◆ SET PROBLEM
Output a single figure: the number of lines in which the word "name" appears.

--- --- ---

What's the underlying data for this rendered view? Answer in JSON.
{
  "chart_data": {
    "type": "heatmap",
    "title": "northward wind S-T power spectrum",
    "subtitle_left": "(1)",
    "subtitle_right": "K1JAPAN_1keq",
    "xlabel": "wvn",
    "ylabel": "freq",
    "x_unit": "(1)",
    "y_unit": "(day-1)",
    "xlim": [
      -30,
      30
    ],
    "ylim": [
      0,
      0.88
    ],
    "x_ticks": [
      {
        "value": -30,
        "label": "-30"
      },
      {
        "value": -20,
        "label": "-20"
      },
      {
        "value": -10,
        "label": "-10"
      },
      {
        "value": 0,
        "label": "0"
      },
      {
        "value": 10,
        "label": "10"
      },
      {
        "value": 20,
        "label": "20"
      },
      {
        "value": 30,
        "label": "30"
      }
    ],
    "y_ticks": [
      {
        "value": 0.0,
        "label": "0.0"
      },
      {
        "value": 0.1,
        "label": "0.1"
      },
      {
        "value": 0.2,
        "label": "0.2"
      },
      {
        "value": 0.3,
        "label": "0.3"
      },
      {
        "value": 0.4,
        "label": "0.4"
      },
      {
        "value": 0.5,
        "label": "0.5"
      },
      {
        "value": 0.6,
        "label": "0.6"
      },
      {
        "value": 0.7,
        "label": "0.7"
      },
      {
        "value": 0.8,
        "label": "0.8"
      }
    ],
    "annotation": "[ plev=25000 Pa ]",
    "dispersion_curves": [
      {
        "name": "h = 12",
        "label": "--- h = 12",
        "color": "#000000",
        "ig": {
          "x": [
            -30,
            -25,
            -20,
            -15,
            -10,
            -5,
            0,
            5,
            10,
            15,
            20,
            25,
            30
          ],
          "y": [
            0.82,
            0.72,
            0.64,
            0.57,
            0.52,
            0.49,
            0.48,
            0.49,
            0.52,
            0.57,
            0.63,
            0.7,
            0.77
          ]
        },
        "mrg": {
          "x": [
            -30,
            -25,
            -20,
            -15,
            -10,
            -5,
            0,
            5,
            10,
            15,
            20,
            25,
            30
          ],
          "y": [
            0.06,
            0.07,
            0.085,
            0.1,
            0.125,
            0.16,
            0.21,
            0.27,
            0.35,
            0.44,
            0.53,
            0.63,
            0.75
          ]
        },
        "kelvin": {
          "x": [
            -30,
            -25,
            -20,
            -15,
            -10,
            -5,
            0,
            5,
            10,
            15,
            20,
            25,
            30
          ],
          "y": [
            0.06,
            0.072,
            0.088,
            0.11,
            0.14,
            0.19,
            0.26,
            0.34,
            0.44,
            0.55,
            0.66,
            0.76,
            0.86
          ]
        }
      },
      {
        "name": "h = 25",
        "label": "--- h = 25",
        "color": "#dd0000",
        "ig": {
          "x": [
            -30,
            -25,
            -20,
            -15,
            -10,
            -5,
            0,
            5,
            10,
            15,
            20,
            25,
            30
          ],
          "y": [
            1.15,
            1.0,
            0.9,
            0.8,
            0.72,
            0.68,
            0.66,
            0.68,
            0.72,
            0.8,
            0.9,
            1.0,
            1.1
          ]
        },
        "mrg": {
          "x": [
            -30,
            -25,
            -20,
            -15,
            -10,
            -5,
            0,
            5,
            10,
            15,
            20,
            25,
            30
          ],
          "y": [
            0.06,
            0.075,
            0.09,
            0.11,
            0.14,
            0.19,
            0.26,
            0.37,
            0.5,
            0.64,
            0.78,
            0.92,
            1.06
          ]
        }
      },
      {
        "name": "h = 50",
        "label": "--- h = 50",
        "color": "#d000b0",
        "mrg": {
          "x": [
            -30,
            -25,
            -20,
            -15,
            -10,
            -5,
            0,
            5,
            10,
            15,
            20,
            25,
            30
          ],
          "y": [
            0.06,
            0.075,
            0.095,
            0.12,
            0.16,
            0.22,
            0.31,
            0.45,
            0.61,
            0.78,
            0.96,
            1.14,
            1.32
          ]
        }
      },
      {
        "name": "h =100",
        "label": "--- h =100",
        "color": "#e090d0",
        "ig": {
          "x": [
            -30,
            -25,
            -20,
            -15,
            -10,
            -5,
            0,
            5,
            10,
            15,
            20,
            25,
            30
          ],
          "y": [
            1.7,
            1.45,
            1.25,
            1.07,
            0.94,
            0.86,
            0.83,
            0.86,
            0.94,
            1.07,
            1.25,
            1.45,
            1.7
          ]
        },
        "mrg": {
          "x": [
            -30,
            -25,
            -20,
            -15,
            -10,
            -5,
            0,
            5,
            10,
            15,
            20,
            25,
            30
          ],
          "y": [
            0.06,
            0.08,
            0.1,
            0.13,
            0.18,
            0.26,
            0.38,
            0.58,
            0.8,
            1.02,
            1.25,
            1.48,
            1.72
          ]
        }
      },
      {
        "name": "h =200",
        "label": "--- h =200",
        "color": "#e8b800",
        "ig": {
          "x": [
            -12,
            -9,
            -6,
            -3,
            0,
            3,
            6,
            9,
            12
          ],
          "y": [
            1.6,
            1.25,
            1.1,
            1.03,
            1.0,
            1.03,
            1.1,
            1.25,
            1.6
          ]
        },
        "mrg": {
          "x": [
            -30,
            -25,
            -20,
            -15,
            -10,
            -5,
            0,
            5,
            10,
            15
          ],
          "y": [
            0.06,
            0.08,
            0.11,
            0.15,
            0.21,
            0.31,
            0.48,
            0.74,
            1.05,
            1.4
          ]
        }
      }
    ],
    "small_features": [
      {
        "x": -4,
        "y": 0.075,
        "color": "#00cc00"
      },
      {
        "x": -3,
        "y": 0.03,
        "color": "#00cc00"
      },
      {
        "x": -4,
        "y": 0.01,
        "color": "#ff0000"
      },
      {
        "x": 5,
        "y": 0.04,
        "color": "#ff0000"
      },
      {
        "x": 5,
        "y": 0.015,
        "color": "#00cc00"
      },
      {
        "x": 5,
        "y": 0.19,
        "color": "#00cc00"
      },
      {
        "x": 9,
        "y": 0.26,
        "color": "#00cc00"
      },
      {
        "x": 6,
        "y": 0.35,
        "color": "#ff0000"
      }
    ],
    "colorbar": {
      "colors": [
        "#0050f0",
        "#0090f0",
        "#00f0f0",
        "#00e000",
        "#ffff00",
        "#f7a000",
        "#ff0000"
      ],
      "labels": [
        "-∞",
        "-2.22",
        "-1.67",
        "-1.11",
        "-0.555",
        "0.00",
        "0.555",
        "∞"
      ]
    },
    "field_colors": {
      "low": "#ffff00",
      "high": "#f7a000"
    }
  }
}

--- --- ---

◆ RESULT OF THE TASK
5